**Data rows:**
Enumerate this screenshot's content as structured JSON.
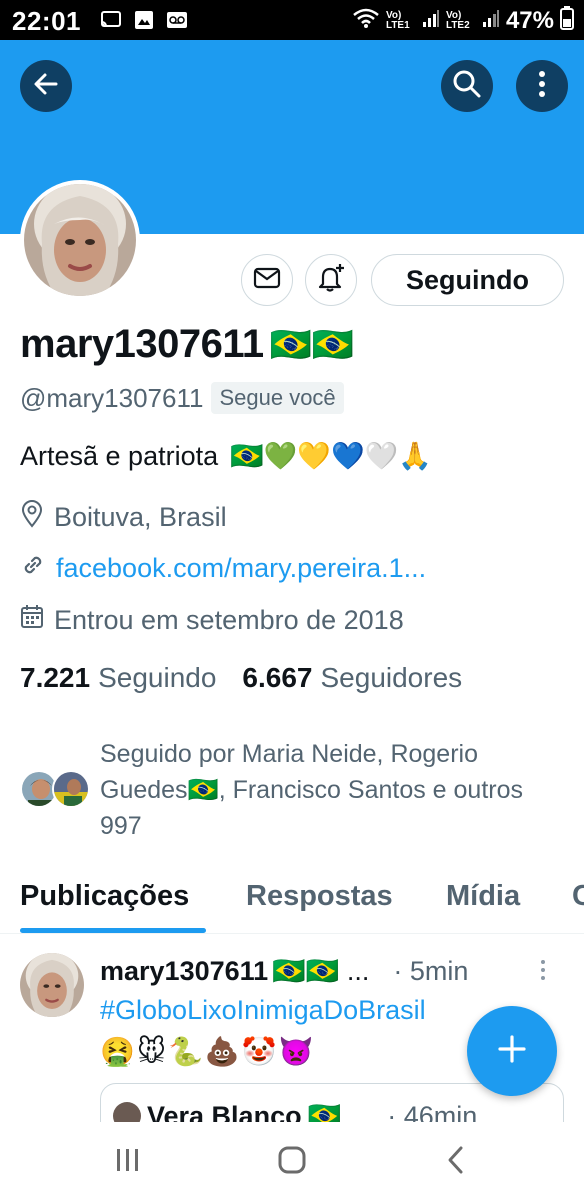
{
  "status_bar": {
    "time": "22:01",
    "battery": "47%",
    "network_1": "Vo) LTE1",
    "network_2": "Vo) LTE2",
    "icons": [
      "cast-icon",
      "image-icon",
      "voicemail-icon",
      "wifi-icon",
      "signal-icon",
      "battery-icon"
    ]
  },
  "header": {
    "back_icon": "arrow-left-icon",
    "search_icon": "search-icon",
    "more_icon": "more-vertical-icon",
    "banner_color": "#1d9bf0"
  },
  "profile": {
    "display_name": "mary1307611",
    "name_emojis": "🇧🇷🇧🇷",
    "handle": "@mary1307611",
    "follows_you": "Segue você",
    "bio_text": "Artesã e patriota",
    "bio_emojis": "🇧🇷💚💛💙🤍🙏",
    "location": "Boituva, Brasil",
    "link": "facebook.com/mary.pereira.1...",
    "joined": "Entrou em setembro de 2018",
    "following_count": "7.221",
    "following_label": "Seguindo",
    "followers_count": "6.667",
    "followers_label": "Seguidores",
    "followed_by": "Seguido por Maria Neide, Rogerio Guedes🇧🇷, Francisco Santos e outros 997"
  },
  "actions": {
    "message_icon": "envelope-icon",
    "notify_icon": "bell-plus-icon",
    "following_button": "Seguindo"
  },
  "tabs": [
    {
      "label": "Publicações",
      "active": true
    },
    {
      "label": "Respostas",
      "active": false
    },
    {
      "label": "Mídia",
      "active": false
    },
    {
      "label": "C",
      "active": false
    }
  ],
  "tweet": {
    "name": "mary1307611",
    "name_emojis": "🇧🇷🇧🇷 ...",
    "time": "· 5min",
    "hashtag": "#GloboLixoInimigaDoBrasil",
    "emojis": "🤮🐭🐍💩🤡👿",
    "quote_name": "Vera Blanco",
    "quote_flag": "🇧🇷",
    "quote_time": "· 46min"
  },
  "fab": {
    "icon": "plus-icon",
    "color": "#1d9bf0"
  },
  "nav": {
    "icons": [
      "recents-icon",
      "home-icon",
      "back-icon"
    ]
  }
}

---

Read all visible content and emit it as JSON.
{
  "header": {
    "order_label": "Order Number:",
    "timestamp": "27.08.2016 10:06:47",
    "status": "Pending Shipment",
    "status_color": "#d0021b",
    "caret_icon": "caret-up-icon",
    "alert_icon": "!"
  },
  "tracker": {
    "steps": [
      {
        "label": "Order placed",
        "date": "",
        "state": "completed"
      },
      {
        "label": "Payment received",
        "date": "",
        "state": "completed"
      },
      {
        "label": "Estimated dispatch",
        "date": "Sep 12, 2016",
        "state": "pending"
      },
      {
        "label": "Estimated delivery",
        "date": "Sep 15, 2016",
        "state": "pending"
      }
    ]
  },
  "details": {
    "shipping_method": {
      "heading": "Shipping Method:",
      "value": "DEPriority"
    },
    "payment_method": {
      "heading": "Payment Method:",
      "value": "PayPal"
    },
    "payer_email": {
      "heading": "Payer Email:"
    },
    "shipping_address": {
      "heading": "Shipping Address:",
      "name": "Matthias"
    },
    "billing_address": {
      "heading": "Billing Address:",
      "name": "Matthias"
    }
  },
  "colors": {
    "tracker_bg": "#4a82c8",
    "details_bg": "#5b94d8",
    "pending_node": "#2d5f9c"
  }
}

**Short task:** From the records above, pull out each line that has "Seguindo".

**Written reply:**
    "following_label": "Seguindo",
    "following_button": "Seguindo"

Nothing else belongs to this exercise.